### Prompt
Find every line with the word "розничную". Copy those lines.

====== Extracted material

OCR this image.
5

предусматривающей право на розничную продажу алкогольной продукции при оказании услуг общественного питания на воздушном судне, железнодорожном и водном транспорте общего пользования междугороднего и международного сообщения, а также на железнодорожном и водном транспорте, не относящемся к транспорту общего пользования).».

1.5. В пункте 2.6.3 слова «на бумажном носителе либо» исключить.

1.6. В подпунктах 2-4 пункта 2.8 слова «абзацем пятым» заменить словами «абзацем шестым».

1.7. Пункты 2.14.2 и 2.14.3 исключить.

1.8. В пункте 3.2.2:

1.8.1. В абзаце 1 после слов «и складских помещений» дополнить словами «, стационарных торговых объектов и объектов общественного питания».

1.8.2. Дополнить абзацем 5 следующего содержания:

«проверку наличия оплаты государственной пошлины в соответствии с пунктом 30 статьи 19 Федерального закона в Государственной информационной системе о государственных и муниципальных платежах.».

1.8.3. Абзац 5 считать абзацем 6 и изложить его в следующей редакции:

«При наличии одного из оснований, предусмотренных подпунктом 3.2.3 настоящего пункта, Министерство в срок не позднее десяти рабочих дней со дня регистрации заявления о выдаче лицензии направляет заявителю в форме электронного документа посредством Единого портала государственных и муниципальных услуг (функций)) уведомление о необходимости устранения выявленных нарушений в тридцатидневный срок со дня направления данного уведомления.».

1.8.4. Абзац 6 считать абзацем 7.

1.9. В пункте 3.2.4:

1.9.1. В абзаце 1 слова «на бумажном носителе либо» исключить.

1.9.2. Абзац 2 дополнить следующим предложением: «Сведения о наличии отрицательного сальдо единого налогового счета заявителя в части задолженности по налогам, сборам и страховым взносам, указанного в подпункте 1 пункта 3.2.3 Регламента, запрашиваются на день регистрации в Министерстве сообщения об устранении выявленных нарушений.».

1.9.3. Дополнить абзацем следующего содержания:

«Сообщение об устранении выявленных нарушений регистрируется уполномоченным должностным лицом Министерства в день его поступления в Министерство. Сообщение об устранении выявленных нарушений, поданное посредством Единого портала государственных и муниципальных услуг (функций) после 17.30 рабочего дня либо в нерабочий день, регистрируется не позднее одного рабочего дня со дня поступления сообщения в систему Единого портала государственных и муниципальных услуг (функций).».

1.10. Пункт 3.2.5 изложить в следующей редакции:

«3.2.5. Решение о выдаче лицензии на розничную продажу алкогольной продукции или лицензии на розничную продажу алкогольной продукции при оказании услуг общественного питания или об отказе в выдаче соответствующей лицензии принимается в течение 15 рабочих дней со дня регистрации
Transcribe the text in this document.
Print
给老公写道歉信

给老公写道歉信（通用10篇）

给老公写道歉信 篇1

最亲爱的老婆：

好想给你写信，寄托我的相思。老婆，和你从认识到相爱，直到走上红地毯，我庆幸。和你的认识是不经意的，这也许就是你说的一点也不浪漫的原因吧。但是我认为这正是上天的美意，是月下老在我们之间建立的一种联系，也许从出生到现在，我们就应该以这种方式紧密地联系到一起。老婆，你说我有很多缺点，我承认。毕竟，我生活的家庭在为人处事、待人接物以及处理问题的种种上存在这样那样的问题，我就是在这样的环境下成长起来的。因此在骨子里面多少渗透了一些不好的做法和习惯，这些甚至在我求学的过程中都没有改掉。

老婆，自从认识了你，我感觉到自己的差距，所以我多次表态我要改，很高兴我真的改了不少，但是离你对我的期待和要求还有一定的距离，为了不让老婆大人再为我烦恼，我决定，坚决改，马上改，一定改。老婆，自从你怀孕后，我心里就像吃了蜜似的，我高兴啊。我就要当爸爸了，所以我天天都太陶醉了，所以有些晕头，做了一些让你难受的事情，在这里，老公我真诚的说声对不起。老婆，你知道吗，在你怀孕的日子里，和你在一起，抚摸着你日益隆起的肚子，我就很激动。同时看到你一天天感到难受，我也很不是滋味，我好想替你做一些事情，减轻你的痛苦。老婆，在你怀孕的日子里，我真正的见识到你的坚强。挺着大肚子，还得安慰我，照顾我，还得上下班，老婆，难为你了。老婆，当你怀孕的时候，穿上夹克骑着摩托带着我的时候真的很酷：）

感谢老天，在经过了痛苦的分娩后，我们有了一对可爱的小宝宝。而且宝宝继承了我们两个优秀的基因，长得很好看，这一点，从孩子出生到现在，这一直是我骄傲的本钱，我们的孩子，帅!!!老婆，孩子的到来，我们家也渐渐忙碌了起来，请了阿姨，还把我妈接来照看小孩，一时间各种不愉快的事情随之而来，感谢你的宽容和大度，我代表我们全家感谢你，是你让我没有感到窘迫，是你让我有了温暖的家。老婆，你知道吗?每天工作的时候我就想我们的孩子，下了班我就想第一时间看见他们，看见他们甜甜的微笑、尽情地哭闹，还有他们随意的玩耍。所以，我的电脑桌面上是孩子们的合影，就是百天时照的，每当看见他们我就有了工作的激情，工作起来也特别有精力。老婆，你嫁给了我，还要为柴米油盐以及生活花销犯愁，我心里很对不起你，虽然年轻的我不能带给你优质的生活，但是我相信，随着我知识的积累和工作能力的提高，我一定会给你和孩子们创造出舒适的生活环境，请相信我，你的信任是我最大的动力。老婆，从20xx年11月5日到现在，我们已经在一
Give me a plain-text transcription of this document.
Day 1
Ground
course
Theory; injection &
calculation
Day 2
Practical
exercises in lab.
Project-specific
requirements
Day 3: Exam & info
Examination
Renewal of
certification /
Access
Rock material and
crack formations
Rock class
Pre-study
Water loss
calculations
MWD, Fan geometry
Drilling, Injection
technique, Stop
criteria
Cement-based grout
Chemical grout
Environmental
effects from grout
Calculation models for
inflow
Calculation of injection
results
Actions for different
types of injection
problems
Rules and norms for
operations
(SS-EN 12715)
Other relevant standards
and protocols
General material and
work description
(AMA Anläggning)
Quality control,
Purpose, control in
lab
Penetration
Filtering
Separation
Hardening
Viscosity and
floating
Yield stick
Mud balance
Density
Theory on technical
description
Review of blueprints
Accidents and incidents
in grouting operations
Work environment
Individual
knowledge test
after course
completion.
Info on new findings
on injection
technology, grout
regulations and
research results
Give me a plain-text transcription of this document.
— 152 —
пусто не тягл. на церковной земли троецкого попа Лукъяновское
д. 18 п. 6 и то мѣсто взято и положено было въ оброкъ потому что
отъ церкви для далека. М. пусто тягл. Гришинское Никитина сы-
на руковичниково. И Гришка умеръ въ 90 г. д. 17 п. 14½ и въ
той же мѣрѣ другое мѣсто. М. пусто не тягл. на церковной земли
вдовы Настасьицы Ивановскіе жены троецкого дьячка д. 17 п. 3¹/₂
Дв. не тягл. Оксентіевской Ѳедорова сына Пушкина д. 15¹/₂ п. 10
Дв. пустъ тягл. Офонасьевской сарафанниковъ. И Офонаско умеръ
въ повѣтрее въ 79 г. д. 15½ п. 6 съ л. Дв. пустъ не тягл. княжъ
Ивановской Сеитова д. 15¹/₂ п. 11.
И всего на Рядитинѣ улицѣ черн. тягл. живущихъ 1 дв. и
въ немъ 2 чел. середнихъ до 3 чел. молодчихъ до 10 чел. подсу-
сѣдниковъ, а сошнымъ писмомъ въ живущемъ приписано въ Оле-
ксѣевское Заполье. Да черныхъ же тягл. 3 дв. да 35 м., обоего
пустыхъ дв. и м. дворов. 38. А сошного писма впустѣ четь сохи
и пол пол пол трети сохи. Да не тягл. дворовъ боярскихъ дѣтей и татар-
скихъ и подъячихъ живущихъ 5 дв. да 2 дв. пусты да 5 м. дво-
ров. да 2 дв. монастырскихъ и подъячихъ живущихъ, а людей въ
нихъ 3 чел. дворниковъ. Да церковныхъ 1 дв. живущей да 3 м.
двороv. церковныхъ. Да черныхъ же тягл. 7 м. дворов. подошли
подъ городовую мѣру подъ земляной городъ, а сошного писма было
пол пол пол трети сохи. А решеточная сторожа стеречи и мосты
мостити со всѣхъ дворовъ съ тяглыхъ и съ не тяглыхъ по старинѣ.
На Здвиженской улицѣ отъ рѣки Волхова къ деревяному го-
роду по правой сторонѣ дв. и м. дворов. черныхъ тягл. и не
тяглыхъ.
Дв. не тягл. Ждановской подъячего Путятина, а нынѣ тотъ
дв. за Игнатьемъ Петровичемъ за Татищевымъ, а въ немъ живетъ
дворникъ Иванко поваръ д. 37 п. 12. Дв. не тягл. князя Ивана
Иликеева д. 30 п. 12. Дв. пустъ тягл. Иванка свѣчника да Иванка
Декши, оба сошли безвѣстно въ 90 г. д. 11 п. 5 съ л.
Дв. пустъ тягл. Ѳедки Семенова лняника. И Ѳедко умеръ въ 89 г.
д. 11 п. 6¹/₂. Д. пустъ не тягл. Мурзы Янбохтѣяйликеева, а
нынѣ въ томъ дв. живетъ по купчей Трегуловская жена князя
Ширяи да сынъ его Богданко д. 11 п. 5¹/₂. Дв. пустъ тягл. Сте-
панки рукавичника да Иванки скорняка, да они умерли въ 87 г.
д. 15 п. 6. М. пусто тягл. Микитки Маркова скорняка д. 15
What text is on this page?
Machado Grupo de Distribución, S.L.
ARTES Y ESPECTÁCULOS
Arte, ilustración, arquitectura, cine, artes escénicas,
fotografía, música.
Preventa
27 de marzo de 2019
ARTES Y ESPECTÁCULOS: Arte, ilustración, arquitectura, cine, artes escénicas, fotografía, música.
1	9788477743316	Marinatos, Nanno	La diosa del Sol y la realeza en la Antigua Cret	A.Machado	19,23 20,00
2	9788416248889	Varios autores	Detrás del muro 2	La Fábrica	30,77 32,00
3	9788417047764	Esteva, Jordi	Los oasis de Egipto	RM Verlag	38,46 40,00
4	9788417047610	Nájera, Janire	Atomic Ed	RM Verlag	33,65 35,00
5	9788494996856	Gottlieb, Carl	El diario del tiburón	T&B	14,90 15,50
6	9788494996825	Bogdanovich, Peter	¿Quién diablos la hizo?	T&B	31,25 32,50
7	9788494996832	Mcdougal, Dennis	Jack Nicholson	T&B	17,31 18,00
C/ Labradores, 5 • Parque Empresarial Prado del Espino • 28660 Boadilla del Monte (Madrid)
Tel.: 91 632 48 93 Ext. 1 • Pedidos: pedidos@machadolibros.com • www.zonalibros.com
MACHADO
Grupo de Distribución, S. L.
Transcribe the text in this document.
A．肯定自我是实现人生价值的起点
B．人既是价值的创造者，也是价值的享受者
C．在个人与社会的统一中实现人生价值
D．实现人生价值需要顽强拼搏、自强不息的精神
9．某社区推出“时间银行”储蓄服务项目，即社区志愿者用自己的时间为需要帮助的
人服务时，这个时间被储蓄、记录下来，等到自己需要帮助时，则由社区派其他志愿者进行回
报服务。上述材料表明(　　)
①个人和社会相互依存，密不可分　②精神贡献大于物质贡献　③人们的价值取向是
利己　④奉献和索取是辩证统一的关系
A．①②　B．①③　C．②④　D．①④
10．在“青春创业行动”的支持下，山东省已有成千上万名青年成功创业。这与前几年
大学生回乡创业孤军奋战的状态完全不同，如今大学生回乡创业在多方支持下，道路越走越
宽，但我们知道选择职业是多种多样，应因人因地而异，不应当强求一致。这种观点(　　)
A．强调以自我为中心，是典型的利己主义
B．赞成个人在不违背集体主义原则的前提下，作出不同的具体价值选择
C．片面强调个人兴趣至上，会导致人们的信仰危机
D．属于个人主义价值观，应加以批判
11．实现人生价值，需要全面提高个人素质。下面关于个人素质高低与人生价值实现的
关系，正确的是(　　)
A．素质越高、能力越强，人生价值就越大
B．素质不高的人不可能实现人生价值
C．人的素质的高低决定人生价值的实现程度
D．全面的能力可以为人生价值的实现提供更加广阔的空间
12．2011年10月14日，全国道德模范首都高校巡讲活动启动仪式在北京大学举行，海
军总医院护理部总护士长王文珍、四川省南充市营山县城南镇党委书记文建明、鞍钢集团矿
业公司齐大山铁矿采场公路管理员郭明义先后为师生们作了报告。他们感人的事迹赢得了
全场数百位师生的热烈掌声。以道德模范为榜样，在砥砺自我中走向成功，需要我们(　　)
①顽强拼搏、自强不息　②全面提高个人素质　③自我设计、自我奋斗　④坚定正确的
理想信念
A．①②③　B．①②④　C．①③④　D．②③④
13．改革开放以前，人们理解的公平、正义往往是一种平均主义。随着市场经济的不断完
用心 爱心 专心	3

============

### Right answer
предусматривающей право на розничную продажу алкогольной продукции при оказании услуг общественного питания на воздушном судне, железнодорожном и водном транспорте общего пользования междугороднего и международного сообщения, а также на железнодорожном и водном транспорте, не относящемся к транспорту общего пользования).».
«3.2.5. Решение о выдаче лицензии на розничную продажу алкогольной продукции или лицензии на розничную продажу алкогольной продукции при оказании услуг общественного питания или об отказе в выдаче соответствующей лицензии принимается в течение 15 рабочих дней со дня регистрации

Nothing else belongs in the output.